### [The task]
Extract all lines containing "text".

(Entries from a visual dataset)

============

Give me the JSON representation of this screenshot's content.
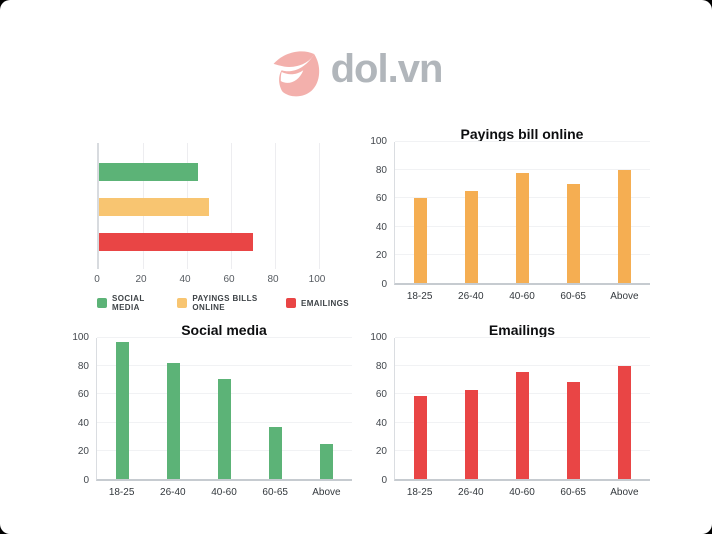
{
  "logo": {
    "text": "dol.vn"
  },
  "colors": {
    "green": "#5cb377",
    "yellow": "#f8c571",
    "orange": "#f5ae52",
    "red": "#e94545",
    "logo_pink": "#f3b0ac",
    "logo_gray": "#b1b6bb"
  },
  "chart_data": [
    {
      "id": "overview",
      "type": "bar-horizontal",
      "title": "",
      "xlim": [
        0,
        100
      ],
      "xticks": [
        0,
        20,
        40,
        60,
        80,
        100
      ],
      "grid": true,
      "legend_position": "bottom",
      "series": [
        {
          "name": "Social media",
          "value": 45,
          "color": "green"
        },
        {
          "name": "Payings bills online",
          "value": 50,
          "color": "yellow"
        },
        {
          "name": "Emailings",
          "value": 70,
          "color": "red"
        }
      ],
      "legend": [
        {
          "label": "SOCIAL MEDIA",
          "color": "green"
        },
        {
          "label": "PAYINGS BILLS ONLINE",
          "color": "yellow"
        },
        {
          "label": "EMAILINGS",
          "color": "red"
        }
      ]
    },
    {
      "id": "payings",
      "type": "bar",
      "title": "Payings bill online",
      "categories": [
        "18-25",
        "26-40",
        "40-60",
        "60-65",
        "Above"
      ],
      "values": [
        60,
        65,
        78,
        70,
        80
      ],
      "color": "orange",
      "ylim": [
        0,
        100
      ],
      "yticks": [
        0,
        20,
        40,
        60,
        80,
        100
      ],
      "grid": true
    },
    {
      "id": "social",
      "type": "bar",
      "title": "Social media",
      "categories": [
        "18-25",
        "26-40",
        "40-60",
        "60-65",
        "Above"
      ],
      "values": [
        97,
        82,
        71,
        37,
        25
      ],
      "color": "green",
      "ylim": [
        0,
        100
      ],
      "yticks": [
        0,
        20,
        40,
        60,
        80,
        100
      ],
      "grid": true
    },
    {
      "id": "emailings",
      "type": "bar",
      "title": "Emailings",
      "categories": [
        "18-25",
        "26-40",
        "40-60",
        "60-65",
        "Above"
      ],
      "values": [
        59,
        63,
        76,
        69,
        80
      ],
      "color": "red",
      "ylim": [
        0,
        100
      ],
      "yticks": [
        0,
        20,
        40,
        60,
        80,
        100
      ],
      "grid": true
    }
  ]
}
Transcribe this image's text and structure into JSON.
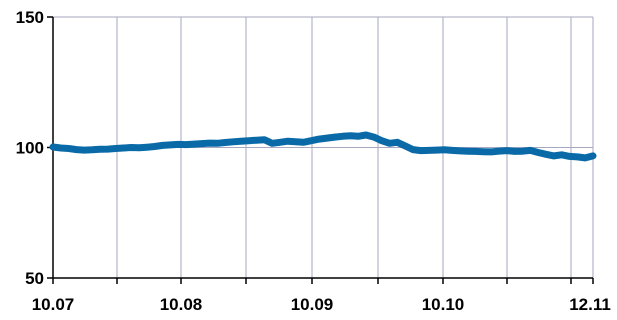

============

### [Right answer]
    "text": "dol.vn"
Transcribe this image's text and structure into JSON.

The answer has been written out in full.